Task statement
In the material below, find every line with "circle" and pull it out.

Collected data
════

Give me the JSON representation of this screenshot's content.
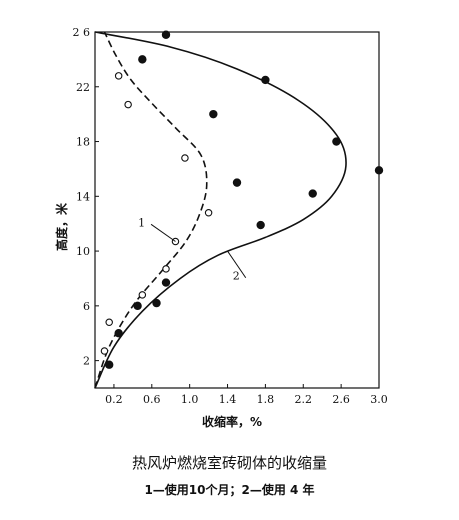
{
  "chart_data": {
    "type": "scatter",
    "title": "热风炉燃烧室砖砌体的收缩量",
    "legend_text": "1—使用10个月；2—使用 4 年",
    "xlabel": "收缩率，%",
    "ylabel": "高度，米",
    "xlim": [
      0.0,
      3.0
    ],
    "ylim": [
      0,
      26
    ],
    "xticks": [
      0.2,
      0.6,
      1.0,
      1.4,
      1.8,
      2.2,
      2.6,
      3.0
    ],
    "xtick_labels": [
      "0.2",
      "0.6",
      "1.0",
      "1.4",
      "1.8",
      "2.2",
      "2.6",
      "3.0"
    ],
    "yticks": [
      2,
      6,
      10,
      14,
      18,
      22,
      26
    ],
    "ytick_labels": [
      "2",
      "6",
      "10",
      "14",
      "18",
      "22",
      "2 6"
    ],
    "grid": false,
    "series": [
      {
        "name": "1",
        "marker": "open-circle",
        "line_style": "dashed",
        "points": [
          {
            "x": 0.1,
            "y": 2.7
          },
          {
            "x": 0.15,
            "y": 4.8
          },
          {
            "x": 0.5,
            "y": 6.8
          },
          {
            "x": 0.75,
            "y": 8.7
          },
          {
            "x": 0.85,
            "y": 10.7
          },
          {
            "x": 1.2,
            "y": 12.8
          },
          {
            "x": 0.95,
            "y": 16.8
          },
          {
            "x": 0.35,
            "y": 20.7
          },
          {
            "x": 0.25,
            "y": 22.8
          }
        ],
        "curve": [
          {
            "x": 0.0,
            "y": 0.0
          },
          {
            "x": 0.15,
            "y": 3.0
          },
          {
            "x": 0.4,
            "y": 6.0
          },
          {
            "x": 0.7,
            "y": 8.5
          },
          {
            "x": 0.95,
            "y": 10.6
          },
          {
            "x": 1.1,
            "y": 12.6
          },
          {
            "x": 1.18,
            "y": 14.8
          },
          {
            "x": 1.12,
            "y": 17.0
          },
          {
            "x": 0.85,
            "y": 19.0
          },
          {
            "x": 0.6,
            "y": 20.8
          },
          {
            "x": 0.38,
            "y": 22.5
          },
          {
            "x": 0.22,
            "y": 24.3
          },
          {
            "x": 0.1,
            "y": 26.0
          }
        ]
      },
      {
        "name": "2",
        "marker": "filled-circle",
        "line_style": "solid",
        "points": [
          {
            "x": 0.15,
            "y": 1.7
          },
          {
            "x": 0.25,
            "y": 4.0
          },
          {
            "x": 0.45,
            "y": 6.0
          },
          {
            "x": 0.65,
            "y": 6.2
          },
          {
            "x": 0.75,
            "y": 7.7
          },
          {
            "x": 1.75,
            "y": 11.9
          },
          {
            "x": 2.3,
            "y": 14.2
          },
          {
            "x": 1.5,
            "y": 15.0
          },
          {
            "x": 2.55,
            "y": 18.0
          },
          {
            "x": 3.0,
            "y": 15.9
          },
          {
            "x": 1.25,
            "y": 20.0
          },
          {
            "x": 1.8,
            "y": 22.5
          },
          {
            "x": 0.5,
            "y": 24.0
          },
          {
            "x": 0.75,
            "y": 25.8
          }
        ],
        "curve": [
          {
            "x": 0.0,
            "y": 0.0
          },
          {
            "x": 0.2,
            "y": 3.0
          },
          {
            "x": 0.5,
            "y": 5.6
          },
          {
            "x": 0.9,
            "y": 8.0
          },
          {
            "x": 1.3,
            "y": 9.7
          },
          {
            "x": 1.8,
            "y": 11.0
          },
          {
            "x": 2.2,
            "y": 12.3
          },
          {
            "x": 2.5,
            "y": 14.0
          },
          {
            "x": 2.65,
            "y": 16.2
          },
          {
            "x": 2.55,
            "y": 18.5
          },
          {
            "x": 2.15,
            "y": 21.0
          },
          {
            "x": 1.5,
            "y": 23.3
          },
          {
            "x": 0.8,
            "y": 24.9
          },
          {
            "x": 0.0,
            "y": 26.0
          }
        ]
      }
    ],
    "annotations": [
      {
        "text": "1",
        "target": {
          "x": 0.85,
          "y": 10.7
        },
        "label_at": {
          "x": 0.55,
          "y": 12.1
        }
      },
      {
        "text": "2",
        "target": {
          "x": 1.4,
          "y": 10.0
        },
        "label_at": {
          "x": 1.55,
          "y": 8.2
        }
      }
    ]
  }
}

════

Complete response
        "marker": "open-circle",
        "marker": "filled-circle",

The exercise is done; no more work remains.